-- Task brief --
All of the lines below are to be transcribed faithfully, with pictures excluded from the copy.

Stored records:
------------------------------------

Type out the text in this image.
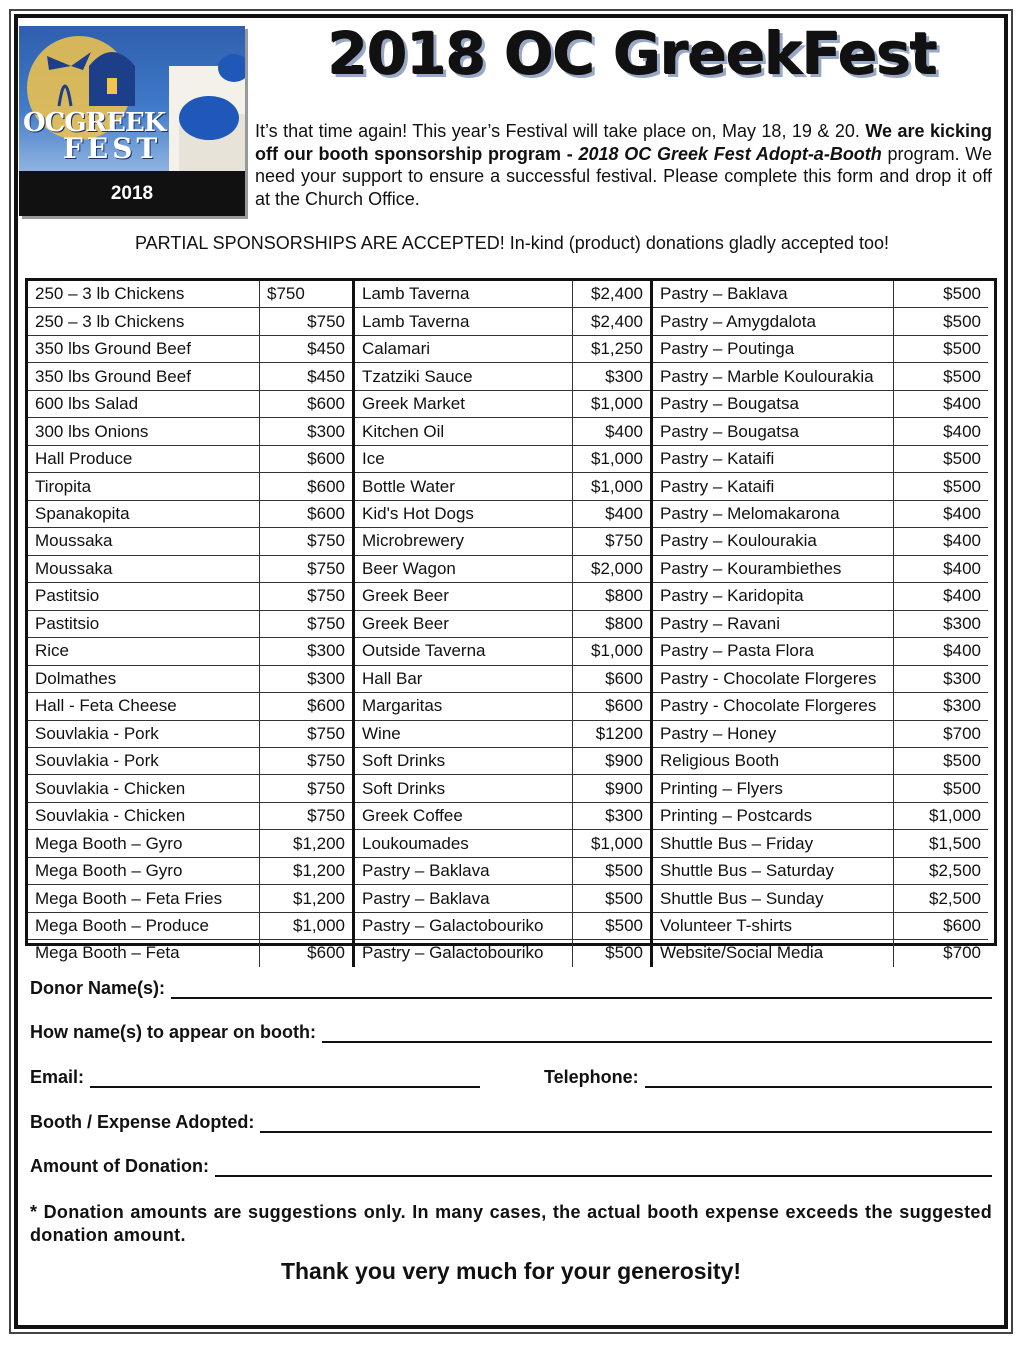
OCGREEK
FEST
2018
2018 OC GreekFest
It’s that time again! This year’s Festival will take place on, May 18, 19 & 20. We are kicking off our booth sponsorship program - 2018 OC Greek Fest Adopt-a-Booth program. We need your support to ensure a successful festival. Please complete this form and drop it off at the Church Office.
PARTIAL SPONSORSHIPS ARE ACCEPTED! In-kind (product) donations gladly accepted too!
250 – 3 lb Chickens	$750
250 – 3 lb Chickens	$750
350 lbs Ground Beef	$450
350 lbs Ground Beef	$450
600 lbs Salad	$600
300 lbs Onions	$300
Hall Produce	$600
Tiropita	$600
Spanakopita	$600
Moussaka	$750
Moussaka	$750
Pastitsio	$750
Pastitsio	$750
Rice	$300
Dolmathes	$300
Hall - Feta Cheese	$600
Souvlakia - Pork	$750
Souvlakia - Pork	$750
Souvlakia - Chicken	$750
Souvlakia - Chicken	$750
Mega Booth – Gyro	$1,200
Mega Booth – Gyro	$1,200
Mega Booth – Feta Fries	$1,200
Mega Booth – Produce	$1,000
Mega Booth – Feta	$600
Lamb Taverna	$2,400
Lamb Taverna	$2,400
Calamari	$1,250
Tzatziki Sauce	$300
Greek Market	$1,000
Kitchen Oil	$400
Ice	$1,000
Bottle Water	$1,000
Kid's Hot Dogs	$400
Microbrewery	$750
Beer Wagon	$2,000
Greek Beer	$800
Greek Beer	$800
Outside Taverna	$1,000
Hall Bar	$600
Margaritas	$600
Wine	$1200
Soft Drinks	$900
Soft Drinks	$900
Greek Coffee	$300
Loukoumades	$1,000
Pastry – Baklava	$500
Pastry – Baklava	$500
Pastry – Galactobouriko	$500
Pastry – Galactobouriko	$500
Pastry – Baklava	$500
Pastry – Amygdalota	$500
Pastry – Poutinga	$500
Pastry – Marble Koulourakia	$500
Pastry – Bougatsa	$400
Pastry – Bougatsa	$400
Pastry – Kataifi	$500
Pastry – Kataifi	$500
Pastry – Melomakarona	$400
Pastry – Koulourakia	$400
Pastry – Kourambiethes	$400
Pastry – Karidopita	$400
Pastry – Ravani	$300
Pastry – Pasta Flora	$400
Pastry - Chocolate Florgeres	$300
Pastry - Chocolate Florgeres	$300
Pastry – Honey	$700
Religious Booth	$500
Printing – Flyers	$500
Printing – Postcards	$1,000
Shuttle Bus – Friday	$1,500
Shuttle Bus – Saturday	$2,500
Shuttle Bus – Sunday	$2,500
Volunteer T-shirts	$600
Website/Social Media	$700
Donor Name(s):
How name(s) to appear on booth:
Email:	Telephone:
Booth / Expense Adopted:
Amount of Donation:
* Donation amounts are suggestions only. In many cases, the actual booth expense exceeds the suggested donation amount.
Thank you very much for your generosity!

------------------------------------

-- Exercise result --
Type out the text in this image.
OCGREEK
FEST
2018
2018 OC GreekFest
It’s that time again! This year’s Festival will take place on, May 18, 19 & 20. We are kicking off our booth sponsorship program - 2018 OC Greek Fest Adopt-a-Booth program. We need your support to ensure a successful festival. Please complete this form and drop it off at the Church Office.
PARTIAL SPONSORSHIPS ARE ACCEPTED! In-kind (product) donations gladly accepted too!
250 – 3 lb Chickens	$750
250 – 3 lb Chickens	$750
350 lbs Ground Beef	$450
350 lbs Ground Beef	$450
600 lbs Salad	$600
300 lbs Onions	$300
Hall Produce	$600
Tiropita	$600
Spanakopita	$600
Moussaka	$750
Moussaka	$750
Pastitsio	$750
Pastitsio	$750
Rice	$300
Dolmathes	$300
Hall - Feta Cheese	$600
Souvlakia - Pork	$750
Souvlakia - Pork	$750
Souvlakia - Chicken	$750
Souvlakia - Chicken	$750
Mega Booth – Gyro	$1,200
Mega Booth – Gyro	$1,200
Mega Booth – Feta Fries	$1,200
Mega Booth – Produce	$1,000
Mega Booth – Feta	$600
Lamb Taverna	$2,400
Lamb Taverna	$2,400
Calamari	$1,250
Tzatziki Sauce	$300
Greek Market	$1,000
Kitchen Oil	$400
Ice	$1,000
Bottle Water	$1,000
Kid's Hot Dogs	$400
Microbrewery	$750
Beer Wagon	$2,000
Greek Beer	$800
Greek Beer	$800
Outside Taverna	$1,000
Hall Bar	$600
Margaritas	$600
Wine	$1200
Soft Drinks	$900
Soft Drinks	$900
Greek Coffee	$300
Loukoumades	$1,000
Pastry – Baklava	$500
Pastry – Baklava	$500
Pastry – Galactobouriko	$500
Pastry – Galactobouriko	$500
Pastry – Baklava	$500
Pastry – Amygdalota	$500
Pastry – Poutinga	$500
Pastry – Marble Koulourakia	$500
Pastry – Bougatsa	$400
Pastry – Bougatsa	$400
Pastry – Kataifi	$500
Pastry – Kataifi	$500
Pastry – Melomakarona	$400
Pastry – Koulourakia	$400
Pastry – Kourambiethes	$400
Pastry – Karidopita	$400
Pastry – Ravani	$300
Pastry – Pasta Flora	$400
Pastry - Chocolate Florgeres	$300
Pastry - Chocolate Florgeres	$300
Pastry – Honey	$700
Religious Booth	$500
Printing – Flyers	$500
Printing – Postcards	$1,000
Shuttle Bus – Friday	$1,500
Shuttle Bus – Saturday	$2,500
Shuttle Bus – Sunday	$2,500
Volunteer T-shirts	$600
Website/Social Media	$700
Donor Name(s):
How name(s) to appear on booth:
Email:	Telephone:
Booth / Expense Adopted:
Amount of Donation:
* Donation amounts are suggestions only. In many cases, the actual booth expense exceeds the suggested donation amount.
Thank you very much for your generosity!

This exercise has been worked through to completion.